***** Data supplied
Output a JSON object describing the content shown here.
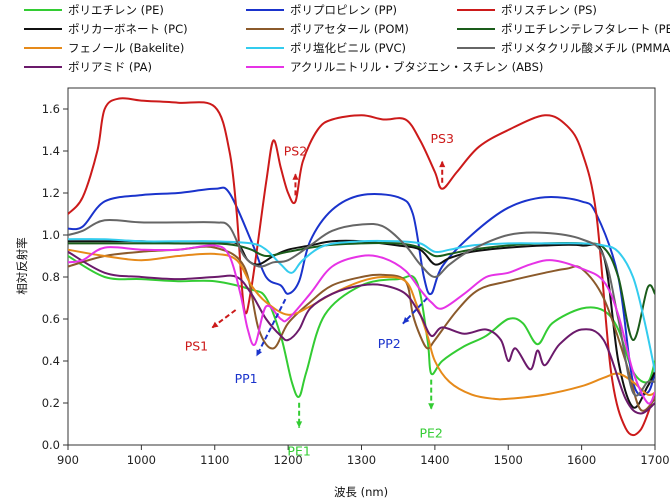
{
  "chart_data": {
    "type": "line",
    "title": "",
    "xlabel": "波長 (nm)",
    "ylabel": "相対反射率",
    "xlim": [
      900,
      1700
    ],
    "ylim": [
      0.0,
      1.7
    ],
    "xticks": [
      900,
      1000,
      1100,
      1200,
      1300,
      1400,
      1500,
      1600,
      1700
    ],
    "yticks": [
      0.0,
      0.2,
      0.4,
      0.6,
      0.8,
      1.0,
      1.2,
      1.4,
      1.6
    ],
    "grid": false,
    "legend_position": "top",
    "series": [
      {
        "name": "ポリエチレン (PE)",
        "color": "#33cc33",
        "x": [
          900,
          950,
          1000,
          1050,
          1100,
          1150,
          1170,
          1190,
          1205,
          1215,
          1225,
          1250,
          1300,
          1350,
          1375,
          1390,
          1395,
          1410,
          1440,
          1470,
          1500,
          1520,
          1540,
          1560,
          1600,
          1630,
          1650,
          1670,
          1690,
          1700
        ],
        "y": [
          0.9,
          0.8,
          0.79,
          0.78,
          0.78,
          0.74,
          0.7,
          0.52,
          0.3,
          0.23,
          0.35,
          0.62,
          0.76,
          0.79,
          0.78,
          0.5,
          0.34,
          0.4,
          0.47,
          0.52,
          0.6,
          0.58,
          0.48,
          0.58,
          0.65,
          0.64,
          0.55,
          0.35,
          0.3,
          0.4
        ]
      },
      {
        "name": "ポリプロピレン (PP)",
        "color": "#1a33cc",
        "x": [
          900,
          920,
          950,
          1000,
          1050,
          1100,
          1120,
          1150,
          1170,
          1190,
          1200,
          1215,
          1230,
          1260,
          1300,
          1350,
          1370,
          1385,
          1395,
          1410,
          1450,
          1500,
          1550,
          1600,
          1620,
          1650,
          1670,
          1690,
          1700
        ],
        "y": [
          1.03,
          1.04,
          1.16,
          1.19,
          1.2,
          1.22,
          1.2,
          0.97,
          0.8,
          0.76,
          0.72,
          0.78,
          0.97,
          1.12,
          1.19,
          1.18,
          1.1,
          0.8,
          0.72,
          0.85,
          1.0,
          1.13,
          1.18,
          1.16,
          1.1,
          0.8,
          0.3,
          0.25,
          0.35
        ]
      },
      {
        "name": "ポリスチレン (PS)",
        "color": "#cc1a1a",
        "x": [
          900,
          920,
          940,
          950,
          970,
          1000,
          1050,
          1100,
          1120,
          1130,
          1140,
          1150,
          1170,
          1180,
          1190,
          1200,
          1210,
          1220,
          1240,
          1260,
          1300,
          1330,
          1360,
          1380,
          1400,
          1410,
          1430,
          1460,
          1500,
          1550,
          1580,
          1600,
          1620,
          1640,
          1660,
          1680,
          1700
        ],
        "y": [
          1.1,
          1.18,
          1.4,
          1.6,
          1.65,
          1.64,
          1.63,
          1.61,
          1.4,
          1.1,
          0.65,
          0.75,
          1.25,
          1.45,
          1.32,
          1.2,
          1.16,
          1.35,
          1.5,
          1.55,
          1.57,
          1.55,
          1.55,
          1.45,
          1.3,
          1.22,
          1.3,
          1.42,
          1.5,
          1.57,
          1.52,
          1.4,
          1.1,
          0.35,
          0.08,
          0.07,
          0.25
        ]
      },
      {
        "name": "ポリカーボネート (PC)",
        "color": "#111111",
        "x": [
          900,
          950,
          1000,
          1050,
          1100,
          1130,
          1145,
          1160,
          1180,
          1200,
          1230,
          1260,
          1300,
          1350,
          1380,
          1400,
          1420,
          1450,
          1500,
          1550,
          1600,
          1630,
          1650,
          1670,
          1690,
          1700
        ],
        "y": [
          0.97,
          0.97,
          0.97,
          0.96,
          0.96,
          0.96,
          0.88,
          0.86,
          0.9,
          0.93,
          0.95,
          0.97,
          0.97,
          0.95,
          0.93,
          0.86,
          0.89,
          0.92,
          0.94,
          0.95,
          0.95,
          0.9,
          0.4,
          0.18,
          0.28,
          0.35
        ]
      },
      {
        "name": "ポリアセタール (POM)",
        "color": "#8b5a2b",
        "x": [
          900,
          950,
          1000,
          1050,
          1100,
          1140,
          1160,
          1180,
          1200,
          1230,
          1260,
          1300,
          1330,
          1360,
          1370,
          1380,
          1390,
          1400,
          1430,
          1460,
          1500,
          1550,
          1580,
          1600,
          1630,
          1660,
          1680,
          1700
        ],
        "y": [
          0.85,
          0.9,
          0.92,
          0.93,
          0.94,
          0.85,
          0.55,
          0.46,
          0.58,
          0.68,
          0.76,
          0.8,
          0.81,
          0.78,
          0.62,
          0.52,
          0.46,
          0.5,
          0.64,
          0.74,
          0.78,
          0.82,
          0.84,
          0.84,
          0.7,
          0.4,
          0.17,
          0.22
        ]
      },
      {
        "name": "ポリエチレンテレフタレート (PET)",
        "color": "#1a5c1a",
        "x": [
          900,
          950,
          1000,
          1050,
          1100,
          1130,
          1150,
          1170,
          1200,
          1250,
          1300,
          1350,
          1380,
          1400,
          1420,
          1450,
          1500,
          1550,
          1600,
          1630,
          1650,
          1670,
          1690,
          1700
        ],
        "y": [
          0.96,
          0.96,
          0.96,
          0.96,
          0.96,
          0.95,
          0.93,
          0.9,
          0.92,
          0.95,
          0.96,
          0.96,
          0.94,
          0.9,
          0.91,
          0.93,
          0.95,
          0.96,
          0.96,
          0.94,
          0.8,
          0.5,
          0.75,
          0.72
        ]
      },
      {
        "name": "フェノール (Bakelite)",
        "color": "#e68a1a",
        "x": [
          900,
          950,
          1000,
          1050,
          1100,
          1130,
          1150,
          1170,
          1200,
          1230,
          1260,
          1300,
          1330,
          1360,
          1375,
          1390,
          1400,
          1420,
          1450,
          1480,
          1500,
          1550,
          1600,
          1630,
          1650,
          1670,
          1690,
          1700
        ],
        "y": [
          0.93,
          0.9,
          0.88,
          0.9,
          0.91,
          0.88,
          0.76,
          0.68,
          0.62,
          0.66,
          0.72,
          0.78,
          0.8,
          0.78,
          0.67,
          0.52,
          0.4,
          0.3,
          0.24,
          0.22,
          0.22,
          0.24,
          0.28,
          0.32,
          0.34,
          0.3,
          0.24,
          0.25
        ]
      },
      {
        "name": "ポリ塩化ビニル (PVC)",
        "color": "#33ccee",
        "x": [
          900,
          950,
          1000,
          1050,
          1100,
          1150,
          1170,
          1190,
          1205,
          1220,
          1250,
          1300,
          1350,
          1380,
          1400,
          1420,
          1450,
          1500,
          1550,
          1600,
          1630,
          1650,
          1670,
          1685,
          1700
        ],
        "y": [
          0.98,
          0.98,
          0.97,
          0.97,
          0.97,
          0.96,
          0.93,
          0.86,
          0.82,
          0.88,
          0.95,
          0.97,
          0.97,
          0.96,
          0.92,
          0.93,
          0.95,
          0.96,
          0.96,
          0.96,
          0.95,
          0.92,
          0.8,
          0.6,
          0.35
        ]
      },
      {
        "name": "ポリメタクリル酸メチル (PMMA)",
        "color": "#666666",
        "x": [
          900,
          920,
          950,
          1000,
          1050,
          1100,
          1120,
          1140,
          1160,
          1180,
          1200,
          1230,
          1260,
          1300,
          1330,
          1360,
          1380,
          1400,
          1420,
          1450,
          1500,
          1550,
          1600,
          1630,
          1650,
          1670,
          1690,
          1700
        ],
        "y": [
          1.0,
          1.02,
          1.07,
          1.06,
          1.06,
          1.06,
          1.04,
          0.9,
          0.85,
          0.87,
          0.88,
          0.95,
          1.02,
          1.05,
          1.04,
          0.95,
          0.86,
          0.8,
          0.86,
          0.93,
          1.0,
          1.01,
          0.98,
          0.9,
          0.6,
          0.25,
          0.3,
          0.3
        ]
      },
      {
        "name": "ポリアミド (PA)",
        "color": "#6b1a6b",
        "x": [
          900,
          950,
          1000,
          1050,
          1100,
          1130,
          1150,
          1170,
          1190,
          1200,
          1215,
          1230,
          1260,
          1300,
          1330,
          1360,
          1380,
          1395,
          1410,
          1440,
          1470,
          1490,
          1500,
          1510,
          1530,
          1540,
          1550,
          1570,
          1600,
          1630,
          1660,
          1680,
          1700
        ],
        "y": [
          0.92,
          0.82,
          0.8,
          0.79,
          0.8,
          0.8,
          0.72,
          0.6,
          0.52,
          0.5,
          0.55,
          0.65,
          0.72,
          0.76,
          0.76,
          0.72,
          0.62,
          0.52,
          0.56,
          0.53,
          0.55,
          0.5,
          0.4,
          0.46,
          0.36,
          0.45,
          0.38,
          0.48,
          0.55,
          0.5,
          0.22,
          0.15,
          0.2
        ]
      },
      {
        "name": "アクリルニトリル・ブタジエン・スチレン (ABS)",
        "color": "#e633e6",
        "x": [
          900,
          920,
          950,
          1000,
          1050,
          1100,
          1120,
          1135,
          1145,
          1155,
          1170,
          1190,
          1200,
          1230,
          1260,
          1300,
          1330,
          1360,
          1380,
          1395,
          1410,
          1440,
          1470,
          1500,
          1530,
          1560,
          1600,
          1630,
          1650,
          1670,
          1690,
          1700
        ],
        "y": [
          0.87,
          0.88,
          0.94,
          0.93,
          0.93,
          0.95,
          0.9,
          0.72,
          0.55,
          0.48,
          0.66,
          0.6,
          0.6,
          0.72,
          0.85,
          0.9,
          0.89,
          0.83,
          0.74,
          0.68,
          0.65,
          0.72,
          0.8,
          0.82,
          0.86,
          0.88,
          0.84,
          0.78,
          0.62,
          0.35,
          0.2,
          0.25
        ]
      }
    ],
    "annotations": [
      {
        "text": "PS1",
        "color": "#cc1a1a",
        "at_x": 1135,
        "at_y": 0.66
      },
      {
        "text": "PS2",
        "color": "#cc1a1a",
        "at_x": 1210,
        "at_y": 1.16
      },
      {
        "text": "PS3",
        "color": "#cc1a1a",
        "at_x": 1410,
        "at_y": 1.22
      },
      {
        "text": "PP1",
        "color": "#1a33cc",
        "at_x": 1200,
        "at_y": 0.72
      },
      {
        "text": "PP2",
        "color": "#1a33cc",
        "at_x": 1395,
        "at_y": 0.72
      },
      {
        "text": "PE1",
        "color": "#33cc33",
        "at_x": 1215,
        "at_y": 0.23
      },
      {
        "text": "PE2",
        "color": "#33cc33",
        "at_x": 1395,
        "at_y": 0.34
      }
    ]
  }
}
**********
• Problem to solve:
Look through the entries above and list every line containing "text".

• Completed exercise:
        "text": "PS1",
        "text": "PS2",
        "text": "PS3",
        "text": "PP1",
        "text": "PP2",
        "text": "PE1",
        "text": "PE2",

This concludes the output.